### [SET EXERCISE]
Write down each entry again, exactly as it reads.

### [SOURCE MATERIAL]
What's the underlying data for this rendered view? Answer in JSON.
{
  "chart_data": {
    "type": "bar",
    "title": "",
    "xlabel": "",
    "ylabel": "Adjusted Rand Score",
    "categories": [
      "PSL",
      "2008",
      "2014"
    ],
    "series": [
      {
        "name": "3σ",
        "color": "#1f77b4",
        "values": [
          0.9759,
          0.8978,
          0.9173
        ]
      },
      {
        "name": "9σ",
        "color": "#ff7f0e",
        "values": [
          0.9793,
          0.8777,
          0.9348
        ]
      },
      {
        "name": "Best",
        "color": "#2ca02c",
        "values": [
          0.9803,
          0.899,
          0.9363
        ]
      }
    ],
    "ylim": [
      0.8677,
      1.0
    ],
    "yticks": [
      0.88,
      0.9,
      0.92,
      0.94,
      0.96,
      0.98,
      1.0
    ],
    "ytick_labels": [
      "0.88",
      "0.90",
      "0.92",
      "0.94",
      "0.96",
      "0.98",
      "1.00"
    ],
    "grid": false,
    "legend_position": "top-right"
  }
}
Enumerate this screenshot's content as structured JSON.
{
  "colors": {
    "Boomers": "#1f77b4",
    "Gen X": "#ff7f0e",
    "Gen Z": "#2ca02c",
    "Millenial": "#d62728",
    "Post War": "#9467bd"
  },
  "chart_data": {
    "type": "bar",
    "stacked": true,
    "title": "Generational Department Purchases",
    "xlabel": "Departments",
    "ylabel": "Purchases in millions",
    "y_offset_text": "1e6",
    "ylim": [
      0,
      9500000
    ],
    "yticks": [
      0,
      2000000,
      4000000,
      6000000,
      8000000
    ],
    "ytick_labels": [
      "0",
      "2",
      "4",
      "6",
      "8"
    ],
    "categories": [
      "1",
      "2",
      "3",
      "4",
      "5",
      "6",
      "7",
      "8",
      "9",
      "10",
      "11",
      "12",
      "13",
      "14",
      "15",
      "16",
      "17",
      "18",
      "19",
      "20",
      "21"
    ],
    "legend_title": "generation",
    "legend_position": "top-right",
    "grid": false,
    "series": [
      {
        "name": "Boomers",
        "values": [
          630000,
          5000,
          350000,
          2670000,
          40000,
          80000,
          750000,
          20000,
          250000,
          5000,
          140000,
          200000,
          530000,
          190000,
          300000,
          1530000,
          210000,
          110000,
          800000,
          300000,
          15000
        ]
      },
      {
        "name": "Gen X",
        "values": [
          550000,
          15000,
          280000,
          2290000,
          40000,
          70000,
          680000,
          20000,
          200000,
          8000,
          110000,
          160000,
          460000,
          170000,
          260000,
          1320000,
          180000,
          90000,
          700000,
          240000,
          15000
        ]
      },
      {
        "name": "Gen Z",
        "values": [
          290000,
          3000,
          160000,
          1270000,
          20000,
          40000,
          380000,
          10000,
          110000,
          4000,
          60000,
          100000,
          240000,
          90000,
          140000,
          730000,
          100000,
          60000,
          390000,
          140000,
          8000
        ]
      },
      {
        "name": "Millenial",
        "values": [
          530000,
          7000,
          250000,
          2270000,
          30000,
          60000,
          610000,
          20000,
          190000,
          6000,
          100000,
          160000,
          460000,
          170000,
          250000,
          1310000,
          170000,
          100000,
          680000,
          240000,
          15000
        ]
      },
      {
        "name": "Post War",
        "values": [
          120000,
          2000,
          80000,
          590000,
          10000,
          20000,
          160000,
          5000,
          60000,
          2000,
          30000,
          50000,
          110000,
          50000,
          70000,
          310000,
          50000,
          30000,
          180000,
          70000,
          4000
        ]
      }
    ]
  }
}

### [COMPLETE OUTPUT]
What's the underlying data for this rendered view? Answer in JSON.
{
  "chart_data": {
    "type": "bar",
    "title": "",
    "xlabel": "",
    "ylabel": "Adjusted Rand Score",
    "categories": [
      "PSL",
      "2008",
      "2014"
    ],
    "series": [
      {
        "name": "3σ",
        "color": "#1f77b4",
        "values": [
          0.9759,
          0.8978,
          0.9173
        ]
      },
      {
        "name": "9σ",
        "color": "#ff7f0e",
        "values": [
          0.9793,
          0.8777,
          0.9348
        ]
      },
      {
        "name": "Best",
        "color": "#2ca02c",
        "values": [
          0.9803,
          0.899,
          0.9363
        ]
      }
    ],
    "ylim": [
      0.8677,
      1.0
    ],
    "yticks": [
      0.88,
      0.9,
      0.92,
      0.94,
      0.96,
      0.98,
      1.0
    ],
    "ytick_labels": [
      "0.88",
      "0.90",
      "0.92",
      "0.94",
      "0.96",
      "0.98",
      "1.00"
    ],
    "grid": false,
    "legend_position": "top-right"
  }
}
Enumerate this screenshot's content as structured JSON.
{
  "colors": {
    "Boomers": "#1f77b4",
    "Gen X": "#ff7f0e",
    "Gen Z": "#2ca02c",
    "Millenial": "#d62728",
    "Post War": "#9467bd"
  },
  "chart_data": {
    "type": "bar",
    "stacked": true,
    "title": "Generational Department Purchases",
    "xlabel": "Departments",
    "ylabel": "Purchases in millions",
    "y_offset_text": "1e6",
    "ylim": [
      0,
      9500000
    ],
    "yticks": [
      0,
      2000000,
      4000000,
      6000000,
      8000000
    ],
    "ytick_labels": [
      "0",
      "2",
      "4",
      "6",
      "8"
    ],
    "categories": [
      "1",
      "2",
      "3",
      "4",
      "5",
      "6",
      "7",
      "8",
      "9",
      "10",
      "11",
      "12",
      "13",
      "14",
      "15",
      "16",
      "17",
      "18",
      "19",
      "20",
      "21"
    ],
    "legend_title": "generation",
    "legend_position": "top-right",
    "grid": false,
    "series": [
      {
        "name": "Boomers",
        "values": [
          630000,
          5000,
          350000,
          2670000,
          40000,
          80000,
          750000,
          20000,
          250000,
          5000,
          140000,
          200000,
          530000,
          190000,
          300000,
          1530000,
          210000,
          110000,
          800000,
          300000,
          15000
        ]
      },
      {
        "name": "Gen X",
        "values": [
          550000,
          15000,
          280000,
          2290000,
          40000,
          70000,
          680000,
          20000,
          200000,
          8000,
          110000,
          160000,
          460000,
          170000,
          260000,
          1320000,
          180000,
          90000,
          700000,
          240000,
          15000
        ]
      },
      {
        "name": "Gen Z",
        "values": [
          290000,
          3000,
          160000,
          1270000,
          20000,
          40000,
          380000,
          10000,
          110000,
          4000,
          60000,
          100000,
          240000,
          90000,
          140000,
          730000,
          100000,
          60000,
          390000,
          140000,
          8000
        ]
      },
      {
        "name": "Millenial",
        "values": [
          530000,
          7000,
          250000,
          2270000,
          30000,
          60000,
          610000,
          20000,
          190000,
          6000,
          100000,
          160000,
          460000,
          170000,
          250000,
          1310000,
          170000,
          100000,
          680000,
          240000,
          15000
        ]
      },
      {
        "name": "Post War",
        "values": [
          120000,
          2000,
          80000,
          590000,
          10000,
          20000,
          160000,
          5000,
          60000,
          2000,
          30000,
          50000,
          110000,
          50000,
          70000,
          310000,
          50000,
          30000,
          180000,
          70000,
          4000
        ]
      }
    ]
  }
}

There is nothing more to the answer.